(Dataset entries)
• • • • • • •
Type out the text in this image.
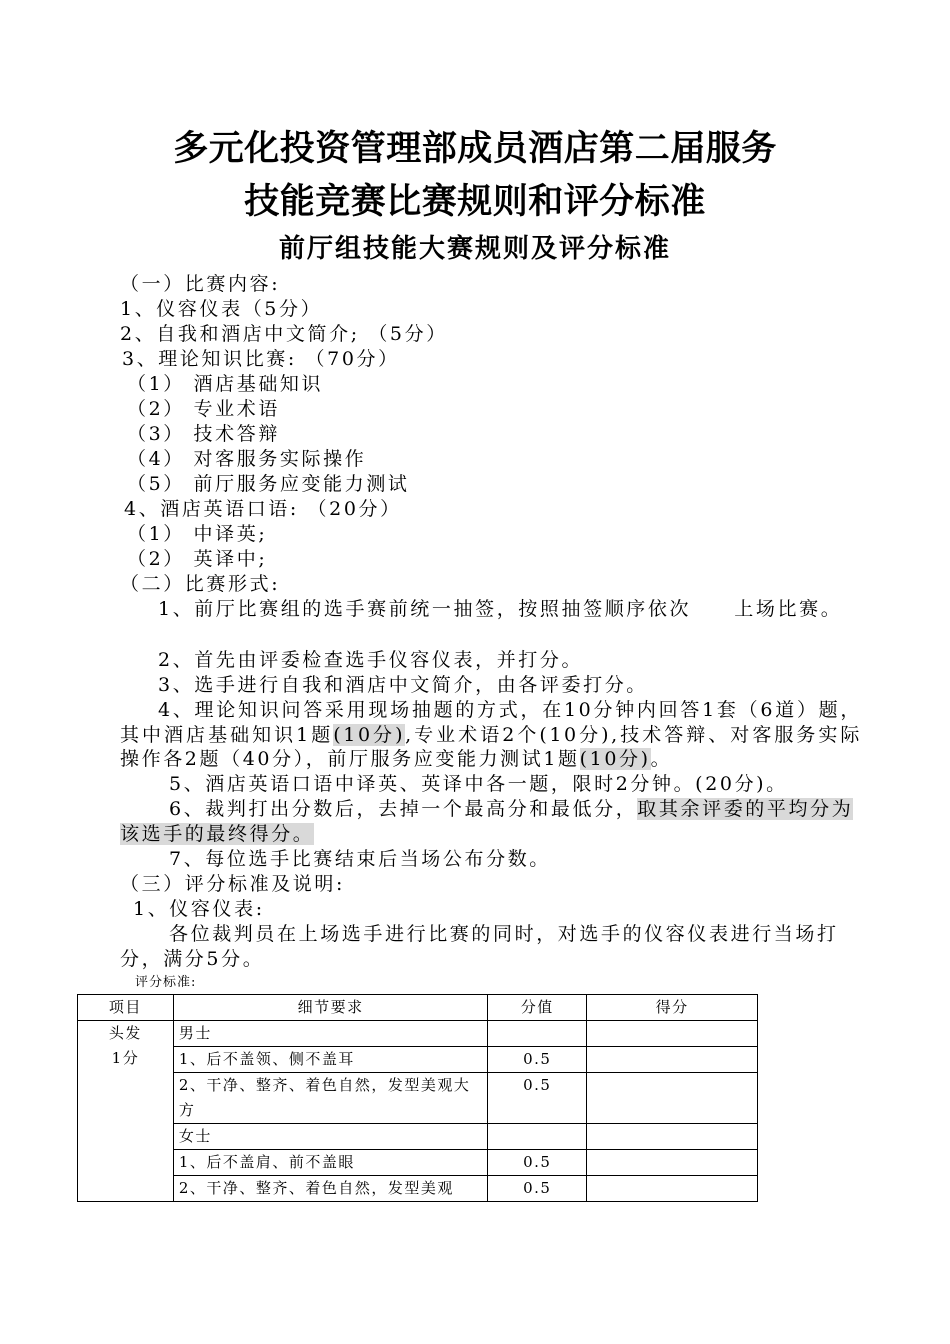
多元化投资管理部成员酒店第二届服务
技能竞赛比赛规则和评分标准
前厅组技能大赛规则及评分标准
（一）比赛内容:
1、仪容仪表（5分）
2、自我和酒店中文简介; （5分）
3、理论知识比赛: （70分）
（1） 酒店基础知识
（2） 专业术语
（3） 技术答辩
（4） 对客服务实际操作
（5） 前厅服务应变能力测试
4、酒店英语口语: （20分）
（1） 中译英;
（2） 英译中;
（二）比赛形式:
1、前厅比赛组的选手赛前统一抽签，按照抽签顺序依次　　上场比赛。
2、首先由评委检查选手仪容仪表，并打分。
3、选手进行自我和酒店中文简介，由各评委打分。
4、理论知识问答采用现场抽题的方式，在10分钟内回答1套（6道）题，其中酒店基础知识1题(10分),专业术语2个(10分),技术答辩、对客服务实际操作各2题（40分），前厅服务应变能力测试1题(10分)。
5、酒店英语口语中译英、英译中各一题，限时2分钟。(20分)。
6、裁判打出分数后，去掉一个最高分和最低分，取其余评委的平均分为该选手的最终得分。
7、每位选手比赛结束后当场公布分数。
（三）评分标准及说明:
1、仪容仪表:
各位裁判员在上场选手进行比赛的同时，对选手的仪容仪表进行当场打分，满分5分。
评分标准:
项目	细节要求	分值	得分

头发
1分	男士		
	1、后不盖领、侧不盖耳	0.5	
	2、干净、整齐、着色自然，发型美观大方	0.5	
	女士		
	1、后不盖肩、前不盖眼	0.5	
	2、干净、整齐、着色自然，发型美观	0.5	
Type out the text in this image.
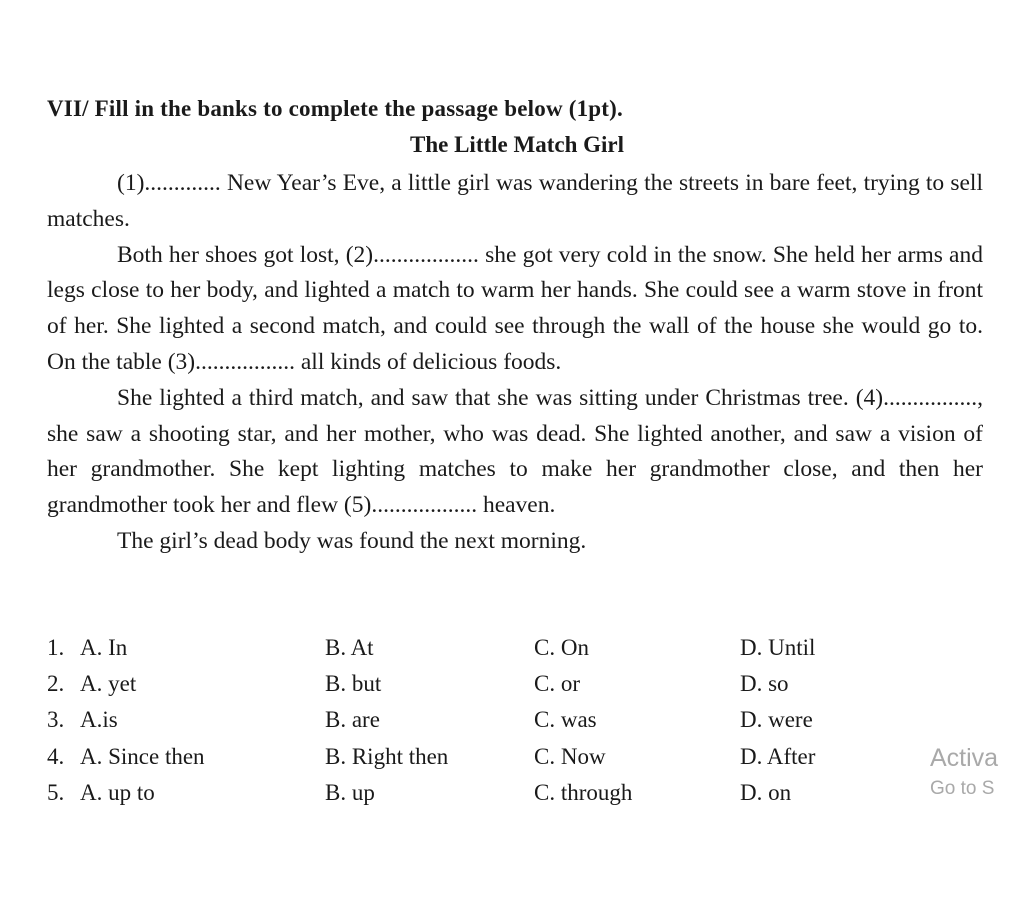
VII/ Fill in the banks to complete the passage below (1pt).
The Little Match Girl

(1)............. New Year’s Eve, a little girl was wandering the streets in bare feet, trying to sell matches.

Both her shoes got lost, (2).................. she got very cold in the snow. She held her arms and legs close to her body, and lighted a match to warm her hands. She could see a warm stove in front of her. She lighted a second match, and could see through the wall of the house she would go to. On the table (3)................. all kinds of delicious foods.

She lighted a third match, and saw that she was sitting under Christmas tree. (4)................, she saw a shooting star, and her mother, who was dead. She lighted another, and saw a vision of her grandmother. She kept lighting matches to make her grandmother close, and then her grandmother took her and flew (5).................. heaven.

The girl’s dead body was found the next morning.

1. A. In	B. At	C. On	D. Until
2. A. yet	B. but	C. or	D. so
3. A.is	B. are	C. was	D. were
4. A. Since then	B. Right then	C. Now	D. After
5. A. up to	B. up	C. through	D. on
Activa
Go to S
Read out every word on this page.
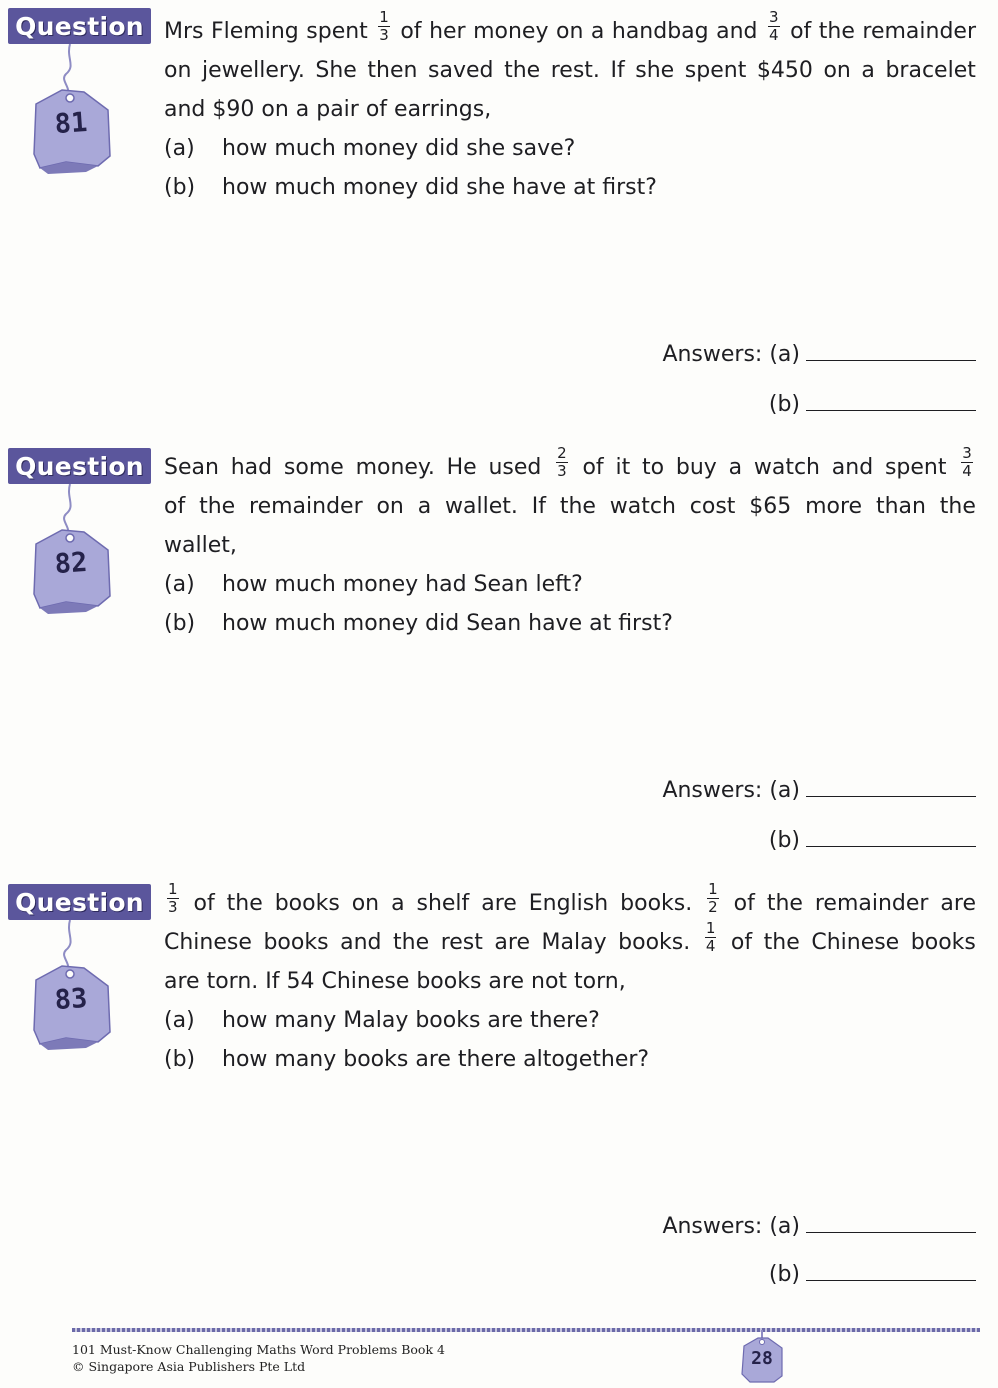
Question
81
Mrs Fleming spent $\frac{1}{3}$ of her money on a handbag and $\frac{3}{4}$ of the remainder
on jewellery. She then saved the rest. If she spent $450 on a bracelet
and $90 on a pair of earrings,
(a)	how much money did she save?
(b)	how much money did she have at first?
Answers:
(a)
(b)
Question
82
Sean had some money. He used $\frac{2}{3}$ of it to buy a watch and spent $\frac{3}{4}$
of the remainder on a wallet. If the watch cost $65 more than the
wallet,
(a)	how much money had Sean left?
(b)	how much money did Sean have at first?
Answers:
(a)
(b)
Question
83
$\frac{1}{3}$ of the books on a shelf are English books. $\frac{1}{2}$ of the remainder are
Chinese books and the rest are Malay books. $\frac{1}{4}$ of the Chinese books
are torn. If 54 Chinese books are not torn,
(a)	how many Malay books are there?
(b)	how many books are there altogether?
Answers:
(a)
(b)
101 Must-Know Challenging Maths Word Problems Book 4
© Singapore Asia Publishers Pte Ltd	28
• • • • • • •
Look through the entries and find each line that has the string "first". Copy those lines.

TASK ANSWER:
(b)	how much money did she have at first?
(b)	how much money did Sean have at first?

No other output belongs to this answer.